→ Goal of the exercise
Return each of the rows below line for line with no changes, leaving out the pictures.

→ Records
┏━━
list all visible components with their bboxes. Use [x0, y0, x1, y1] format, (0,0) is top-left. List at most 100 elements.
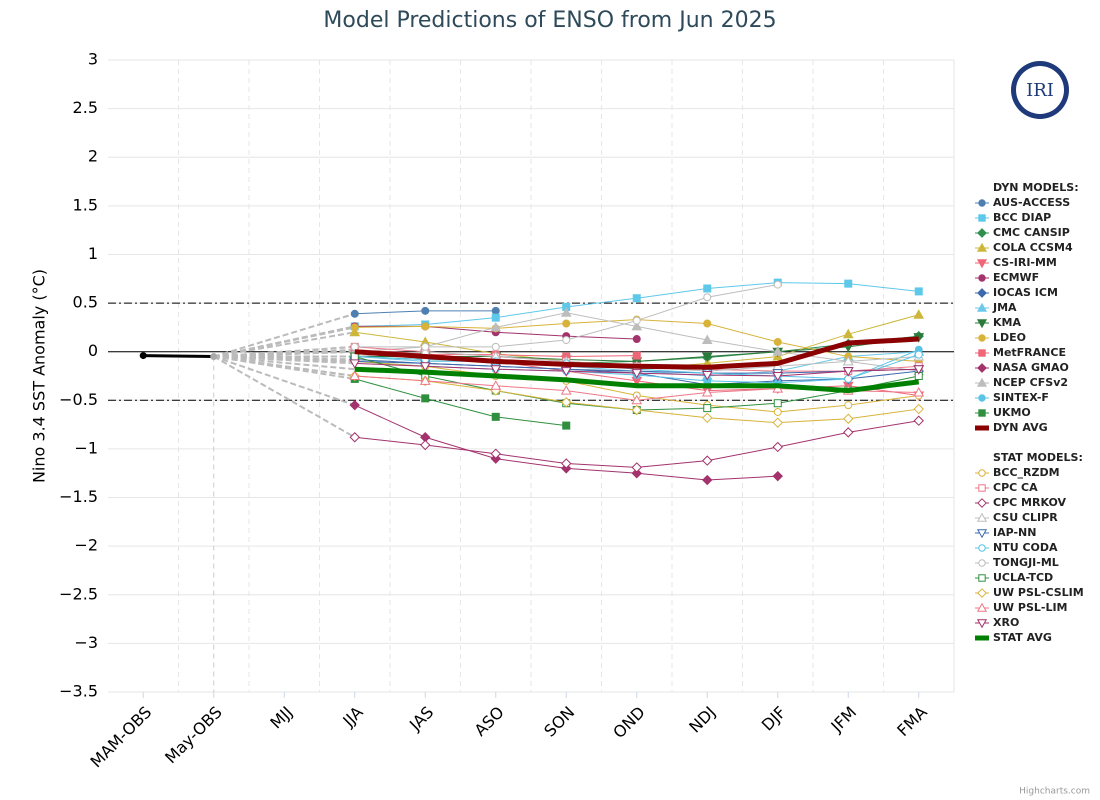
- model-point: [632, 351, 641, 360]
- connector: [213, 355, 355, 377]
- y-tick-label: −1.5: [59, 487, 98, 506]
- model-point: [772, 372, 784, 382]
- legend-label: NASA GMAO: [993, 361, 1069, 374]
- model-point: [702, 474, 713, 486]
- legend-symbol: [976, 377, 988, 387]
- model-point: [703, 293, 712, 302]
- x-tick-label: SON: [540, 703, 578, 741]
- legend-label: CPC MRKOV: [993, 496, 1067, 509]
- legend-header: STAT MODELS:: [993, 451, 1083, 464]
- model-point: [561, 397, 572, 408]
- legend-label: CSU CLIPR: [993, 511, 1058, 524]
- model-point: [842, 328, 854, 339]
- legend-symbol: [978, 394, 986, 402]
- legend-label: BCC DIAP: [993, 211, 1051, 224]
- legend-label: UW PSL-LIM: [993, 601, 1068, 614]
- legend-label: UKMO: [993, 406, 1031, 419]
- y-tick-label: 0.5: [73, 293, 98, 312]
- legend-symbol: [977, 288, 987, 298]
- model-point: [772, 470, 783, 482]
- model-point: [491, 412, 500, 421]
- legend-symbol: [978, 214, 986, 222]
- model-point: [631, 462, 642, 473]
- model-point: [631, 369, 643, 379]
- model-point: [772, 417, 783, 428]
- x-tick-label: JFM: [827, 703, 861, 737]
- legend-symbol: [976, 529, 988, 539]
- x-tick-label: ASO: [470, 703, 507, 740]
- model-point: [913, 365, 925, 375]
- model-point: [490, 448, 501, 459]
- legend-label: UW PSL-CSLIM: [993, 586, 1084, 599]
- model-point: [491, 342, 500, 351]
- x-tick-label: NDJ: [685, 703, 719, 737]
- legend-label: CPC CA: [993, 481, 1038, 494]
- connector: [213, 355, 356, 407]
- model-point: [773, 337, 782, 346]
- model-point: [914, 350, 923, 359]
- model-point: [491, 306, 500, 315]
- model-point: [842, 355, 854, 366]
- model-point: [913, 309, 925, 319]
- model-point: [701, 387, 713, 397]
- model-point: [560, 367, 572, 377]
- model-point: [632, 316, 641, 325]
- model-point: [703, 319, 712, 328]
- legend-header: DYN MODELS:: [993, 181, 1079, 194]
- model-point: [490, 380, 502, 390]
- model-point: [703, 404, 712, 413]
- legend-symbol: [976, 302, 988, 312]
- model-point: [701, 371, 713, 381]
- model-point: [421, 342, 430, 351]
- model-point: [842, 367, 854, 377]
- connector: [213, 355, 356, 439]
- legend-label: LDEO: [993, 331, 1026, 344]
- model-point: [421, 322, 430, 331]
- model-point: [703, 284, 712, 293]
- x-tick-label: MAM-OBS: [87, 703, 156, 772]
- x-tick-label: DJF: [758, 703, 790, 735]
- model-point: [560, 307, 572, 317]
- model-point: [349, 432, 360, 443]
- model-point: [632, 294, 641, 303]
- observed-line: [143, 354, 214, 359]
- legend-label: TONGJI-ML: [993, 556, 1059, 569]
- legend-label: NCEP CFSv2: [993, 376, 1068, 389]
- legend-label: KMA: [993, 316, 1021, 329]
- y-tick-label: −2: [74, 536, 98, 555]
- model-point: [421, 306, 430, 315]
- logo-text: IRI: [1026, 80, 1054, 101]
- model-point: [420, 439, 431, 451]
- observed-point: [210, 353, 218, 361]
- model-point: [701, 352, 713, 363]
- legend-label: DYN AVG: [993, 421, 1048, 434]
- legend-symbol: [977, 588, 987, 598]
- model-point: [562, 336, 571, 345]
- model-point: [843, 427, 854, 438]
- model-point: [702, 455, 713, 466]
- model-point: [349, 370, 361, 380]
- model-point: [631, 404, 642, 416]
- legend-label: BCC_RZDM: [993, 466, 1060, 479]
- model-point: [419, 362, 431, 372]
- model-point: [913, 387, 925, 397]
- model-point: [350, 309, 359, 318]
- legend-symbol: [978, 334, 986, 342]
- chart-title: Model Predictions of ENSO from Jun 2025: [323, 8, 776, 33]
- legend-symbol: [978, 484, 986, 492]
- legend-symbol: [976, 602, 988, 612]
- model-point: [631, 468, 642, 479]
- legend-symbol: [978, 544, 986, 552]
- legend-label: IOCAS ICM: [993, 286, 1058, 299]
- model-point: [349, 399, 360, 411]
- legend-symbol: [978, 574, 986, 582]
- model-line: [354, 420, 919, 468]
- legend-symbol: [977, 498, 987, 508]
- legend-symbol: [976, 619, 988, 629]
- y-tick-label: −3.5: [59, 682, 98, 701]
- model-point: [631, 320, 643, 331]
- legend-label: UCLA-TCD: [993, 571, 1053, 584]
- legend-label: SINTEX-F: [993, 391, 1049, 404]
- legend-label: MetFRANCE: [993, 346, 1066, 359]
- x-tick-label: OND: [609, 703, 649, 743]
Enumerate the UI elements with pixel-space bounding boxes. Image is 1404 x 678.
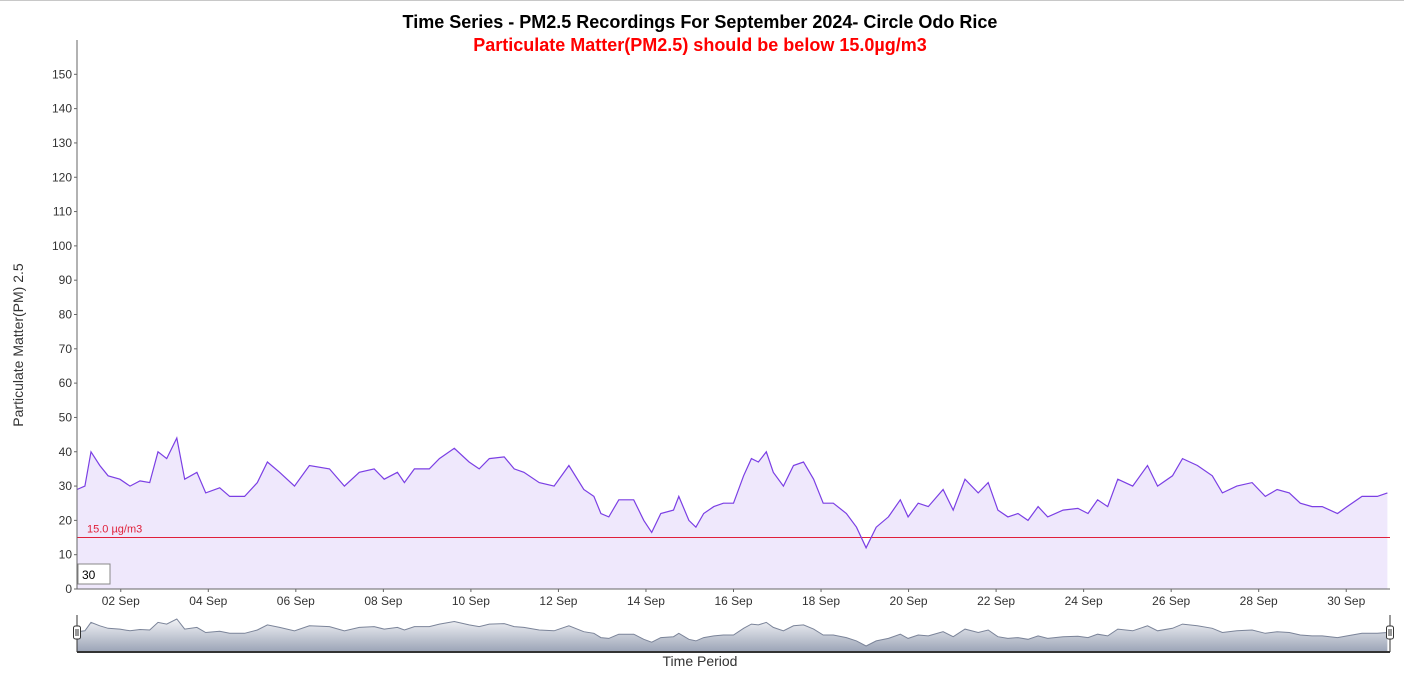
┗━━
→ Output for this exercise
list all visible components with their bboxes. Use [x0, y0, x1, y1] format, (0,0) is top-left. List at most 100 elements.
- model-point: [632, 351, 641, 360]
- connector: [213, 355, 355, 377]
- y-tick-label: −1.5: [59, 487, 98, 506]
- model-point: [772, 372, 784, 382]
- legend-label: NASA GMAO: [993, 361, 1069, 374]
- model-point: [702, 474, 713, 486]
- legend-symbol: [976, 377, 988, 387]
- model-point: [703, 293, 712, 302]
- x-tick-label: SON: [540, 703, 578, 741]
- legend-label: CPC MRKOV: [993, 496, 1067, 509]
- legend-header: STAT MODELS:: [993, 451, 1083, 464]
- model-point: [561, 397, 572, 408]
- legend-label: CSU CLIPR: [993, 511, 1058, 524]
- model-point: [842, 328, 854, 339]
- legend-symbol: [978, 394, 986, 402]
- legend-label: BCC DIAP: [993, 211, 1051, 224]
- legend-label: UW PSL-LIM: [993, 601, 1068, 614]
- legend-label: UKMO: [993, 406, 1031, 419]
- y-tick-label: 0.5: [73, 293, 98, 312]
- legend-symbol: [977, 288, 987, 298]
- model-point: [772, 470, 783, 482]
- model-point: [491, 412, 500, 421]
- legend-symbol: [978, 214, 986, 222]
- model-point: [631, 462, 642, 473]
- model-point: [631, 369, 643, 379]
- model-point: [772, 417, 783, 428]
- x-tick-label: JFM: [827, 703, 861, 737]
- legend-symbol: [976, 529, 988, 539]
- x-tick-label: ASO: [470, 703, 507, 740]
- model-point: [913, 365, 925, 375]
- model-point: [490, 448, 501, 459]
- legend-label: UW PSL-CSLIM: [993, 586, 1084, 599]
- model-point: [491, 342, 500, 351]
- x-tick-label: NDJ: [685, 703, 719, 737]
- legend-label: CPC CA: [993, 481, 1038, 494]
- connector: [213, 355, 356, 407]
- model-point: [773, 337, 782, 346]
- model-point: [914, 350, 923, 359]
- model-point: [491, 306, 500, 315]
- model-point: [842, 355, 854, 366]
- model-point: [913, 309, 925, 319]
- model-point: [701, 387, 713, 397]
- model-point: [560, 367, 572, 377]
- model-point: [632, 316, 641, 325]
- model-point: [703, 319, 712, 328]
- legend-header: DYN MODELS:: [993, 181, 1079, 194]
- model-point: [490, 380, 502, 390]
- model-point: [703, 404, 712, 413]
- legend-symbol: [976, 302, 988, 312]
- model-point: [701, 371, 713, 381]
- model-point: [421, 342, 430, 351]
- model-point: [842, 367, 854, 377]
- connector: [213, 355, 356, 439]
- legend-label: LDEO: [993, 331, 1026, 344]
- model-point: [421, 322, 430, 331]
- model-point: [703, 284, 712, 293]
- x-tick-label: MAM-OBS: [87, 703, 156, 772]
- x-tick-label: DJF: [758, 703, 790, 735]
- model-point: [560, 307, 572, 317]
- model-point: [349, 432, 360, 443]
- model-point: [632, 294, 641, 303]
- observed-line: [143, 354, 214, 359]
- legend-label: TONGJI-ML: [993, 556, 1059, 569]
- legend-label: NCEP CFSv2: [993, 376, 1068, 389]
- legend-label: KMA: [993, 316, 1021, 329]
- y-tick-label: −2: [74, 536, 98, 555]
- model-point: [421, 306, 430, 315]
- logo-text: IRI: [1026, 80, 1054, 101]
- model-point: [420, 439, 431, 451]
- observed-point: [210, 353, 218, 361]
- model-point: [701, 352, 713, 363]
- legend-label: DYN AVG: [993, 421, 1048, 434]
- legend-symbol: [977, 588, 987, 598]
- model-point: [562, 336, 571, 345]
- model-point: [843, 427, 854, 438]
- model-point: [702, 455, 713, 466]
- model-point: [349, 370, 361, 380]
- model-point: [631, 404, 642, 416]
- legend-label: BCC_RZDM: [993, 466, 1060, 479]
- model-point: [419, 362, 431, 372]
- model-point: [913, 387, 925, 397]
- model-point: [350, 309, 359, 318]
- legend-symbol: [978, 334, 986, 342]
- chart-title: Model Predictions of ENSO from Jun 2025: [323, 8, 776, 33]
- legend-symbol: [978, 484, 986, 492]
- legend-symbol: [976, 602, 988, 612]
- model-point: [631, 468, 642, 479]
- legend-symbol: [978, 544, 986, 552]
- legend-label: IOCAS ICM: [993, 286, 1058, 299]
- model-point: [349, 399, 360, 411]
- legend-symbol: [978, 574, 986, 582]
- model-line: [354, 420, 919, 468]
- legend-symbol: [977, 498, 987, 508]
- legend-symbol: [976, 619, 988, 629]
- y-tick-label: −3.5: [59, 682, 98, 701]
- model-point: [631, 320, 643, 331]
- legend-label: UCLA-TCD: [993, 571, 1053, 584]
- legend-label: SINTEX-F: [993, 391, 1049, 404]
- legend-label: MetFRANCE: [993, 346, 1066, 359]
- x-tick-label: OND: [609, 703, 649, 743]
Enumerate the UI elements with pixel-space bounding boxes. Image is 1404 x 678.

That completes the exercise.